### PROMPT
Repeat every line of the following rows word for word, with nothing changed, added, or left out.

Rows from a data source:
══════════
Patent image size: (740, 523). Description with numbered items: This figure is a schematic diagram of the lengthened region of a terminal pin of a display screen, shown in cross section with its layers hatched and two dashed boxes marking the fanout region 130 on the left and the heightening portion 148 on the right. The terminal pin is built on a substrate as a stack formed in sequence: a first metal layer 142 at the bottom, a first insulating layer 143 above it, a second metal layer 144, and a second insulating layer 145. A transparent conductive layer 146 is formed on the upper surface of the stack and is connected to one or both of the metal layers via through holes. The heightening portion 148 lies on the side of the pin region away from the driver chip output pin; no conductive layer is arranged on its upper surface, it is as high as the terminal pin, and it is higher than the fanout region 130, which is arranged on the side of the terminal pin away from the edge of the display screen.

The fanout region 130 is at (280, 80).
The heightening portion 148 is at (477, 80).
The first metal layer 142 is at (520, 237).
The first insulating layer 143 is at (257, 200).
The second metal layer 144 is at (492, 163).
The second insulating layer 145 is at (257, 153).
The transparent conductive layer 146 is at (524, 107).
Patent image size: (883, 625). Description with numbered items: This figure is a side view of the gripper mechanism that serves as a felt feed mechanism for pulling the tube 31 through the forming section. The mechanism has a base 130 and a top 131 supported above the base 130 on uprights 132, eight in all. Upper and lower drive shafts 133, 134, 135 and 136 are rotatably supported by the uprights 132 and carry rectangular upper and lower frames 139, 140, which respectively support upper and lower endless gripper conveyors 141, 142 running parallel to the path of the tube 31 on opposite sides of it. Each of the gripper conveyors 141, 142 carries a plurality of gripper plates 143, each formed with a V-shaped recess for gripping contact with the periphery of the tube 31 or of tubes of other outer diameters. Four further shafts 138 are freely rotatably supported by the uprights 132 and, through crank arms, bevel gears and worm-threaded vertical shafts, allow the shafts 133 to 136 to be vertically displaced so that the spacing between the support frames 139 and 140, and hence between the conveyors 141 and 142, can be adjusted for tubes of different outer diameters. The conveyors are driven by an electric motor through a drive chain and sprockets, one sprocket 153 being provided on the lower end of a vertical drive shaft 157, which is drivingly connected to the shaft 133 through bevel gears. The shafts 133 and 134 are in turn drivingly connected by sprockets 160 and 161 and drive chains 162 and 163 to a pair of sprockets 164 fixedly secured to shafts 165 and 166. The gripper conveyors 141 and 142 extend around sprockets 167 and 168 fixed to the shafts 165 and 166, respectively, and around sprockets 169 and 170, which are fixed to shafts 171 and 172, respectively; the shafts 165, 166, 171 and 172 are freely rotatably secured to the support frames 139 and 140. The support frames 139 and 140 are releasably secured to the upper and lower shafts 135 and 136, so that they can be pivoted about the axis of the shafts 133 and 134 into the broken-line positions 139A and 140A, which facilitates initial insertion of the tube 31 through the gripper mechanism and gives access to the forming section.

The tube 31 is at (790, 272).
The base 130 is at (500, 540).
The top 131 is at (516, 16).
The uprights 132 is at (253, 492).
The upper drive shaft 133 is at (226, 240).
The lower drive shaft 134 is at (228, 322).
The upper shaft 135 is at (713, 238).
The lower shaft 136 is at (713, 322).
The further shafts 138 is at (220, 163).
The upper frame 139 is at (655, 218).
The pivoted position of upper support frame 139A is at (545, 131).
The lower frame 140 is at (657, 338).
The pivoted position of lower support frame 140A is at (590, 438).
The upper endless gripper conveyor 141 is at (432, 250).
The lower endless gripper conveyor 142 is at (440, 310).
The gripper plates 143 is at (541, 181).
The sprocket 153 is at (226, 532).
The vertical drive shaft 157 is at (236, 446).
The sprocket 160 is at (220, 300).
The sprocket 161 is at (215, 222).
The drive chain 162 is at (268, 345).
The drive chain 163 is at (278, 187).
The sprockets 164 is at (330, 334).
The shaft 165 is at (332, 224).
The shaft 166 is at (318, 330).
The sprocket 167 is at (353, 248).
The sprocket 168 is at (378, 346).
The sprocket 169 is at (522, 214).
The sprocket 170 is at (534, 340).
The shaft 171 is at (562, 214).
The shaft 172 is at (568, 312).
══════════
### FINISHED ANSWER
Patent image size: (740, 523). Description with numbered items: This figure is a schematic diagram of the lengthened region of a terminal pin of a display screen, shown in cross section with its layers hatched and two dashed boxes marking the fanout region 130 on the left and the heightening portion 148 on the right. The terminal pin is built on a substrate as a stack formed in sequence: a first metal layer 142 at the bottom, a first insulating layer 143 above it, a second metal layer 144, and a second insulating layer 145. A transparent conductive layer 146 is formed on the upper surface of the stack and is connected to one or both of the metal layers via through holes. The heightening portion 148 lies on the side of the pin region away from the driver chip output pin; no conductive layer is arranged on its upper surface, it is as high as the terminal pin, and it is higher than the fanout region 130, which is arranged on the side of the terminal pin away from the edge of the display screen.

The fanout region 130 is at (280, 80).
The heightening portion 148 is at (477, 80).
The first metal layer 142 is at (520, 237).
The first insulating layer 143 is at (257, 200).
The second metal layer 144 is at (492, 163).
The second insulating layer 145 is at (257, 153).
The transparent conductive layer 146 is at (524, 107).
Patent image size: (883, 625). Description with numbered items: This figure is a side view of the gripper mechanism that serves as a felt feed mechanism for pulling the tube 31 through the forming section. The mechanism has a base 130 and a top 131 supported above the base 130 on uprights 132, eight in all. Upper and lower drive shafts 133, 134, 135 and 136 are rotatably supported by the uprights 132 and carry rectangular upper and lower frames 139, 140, which respectively support upper and lower endless gripper conveyors 141, 142 running parallel to the path of the tube 31 on opposite sides of it. Each of the gripper conveyors 141, 142 carries a plurality of gripper plates 143, each formed with a V-shaped recess for gripping contact with the periphery of the tube 31 or of tubes of other outer diameters. Four further shafts 138 are freely rotatably supported by the uprights 132 and, through crank arms, bevel gears and worm-threaded vertical shafts, allow the shafts 133 to 136 to be vertically displaced so that the spacing between the support frames 139 and 140, and hence between the conveyors 141 and 142, can be adjusted for tubes of different outer diameters. The conveyors are driven by an electric motor through a drive chain and sprockets, one sprocket 153 being provided on the lower end of a vertical drive shaft 157, which is drivingly connected to the shaft 133 through bevel gears. The shafts 133 and 134 are in turn drivingly connected by sprockets 160 and 161 and drive chains 162 and 163 to a pair of sprockets 164 fixedly secured to shafts 165 and 166. The gripper conveyors 141 and 142 extend around sprockets 167 and 168 fixed to the shafts 165 and 166, respectively, and around sprockets 169 and 170, which are fixed to shafts 171 and 172, respectively; the shafts 165, 166, 171 and 172 are freely rotatably secured to the support frames 139 and 140. The support frames 139 and 140 are releasably secured to the upper and lower shafts 135 and 136, so that they can be pivoted about the axis of the shafts 133 and 134 into the broken-line positions 139A and 140A, which facilitates initial insertion of the tube 31 through the gripper mechanism and gives access to the forming section.

The tube 31 is at (790, 272).
The base 130 is at (500, 540).
The top 131 is at (516, 16).
The uprights 132 is at (253, 492).
The upper drive shaft 133 is at (226, 240).
The lower drive shaft 134 is at (228, 322).
The upper shaft 135 is at (713, 238).
The lower shaft 136 is at (713, 322).
The further shafts 138 is at (220, 163).
The upper frame 139 is at (655, 218).
The pivoted position of upper support frame 139A is at (545, 131).
The lower frame 140 is at (657, 338).
The pivoted position of lower support frame 140A is at (590, 438).
The upper endless gripper conveyor 141 is at (432, 250).
The lower endless gripper conveyor 142 is at (440, 310).
The gripper plates 143 is at (541, 181).
The sprocket 153 is at (226, 532).
The vertical drive shaft 157 is at (236, 446).
The sprocket 160 is at (220, 300).
The sprocket 161 is at (215, 222).
The drive chain 162 is at (268, 345).
The drive chain 163 is at (278, 187).
The sprockets 164 is at (330, 334).
The shaft 165 is at (332, 224).
The shaft 166 is at (318, 330).
The sprocket 167 is at (353, 248).
The sprocket 168 is at (378, 346).
The sprocket 169 is at (522, 214).
The sprocket 170 is at (534, 340).
The shaft 171 is at (562, 214).
The shaft 172 is at (568, 312).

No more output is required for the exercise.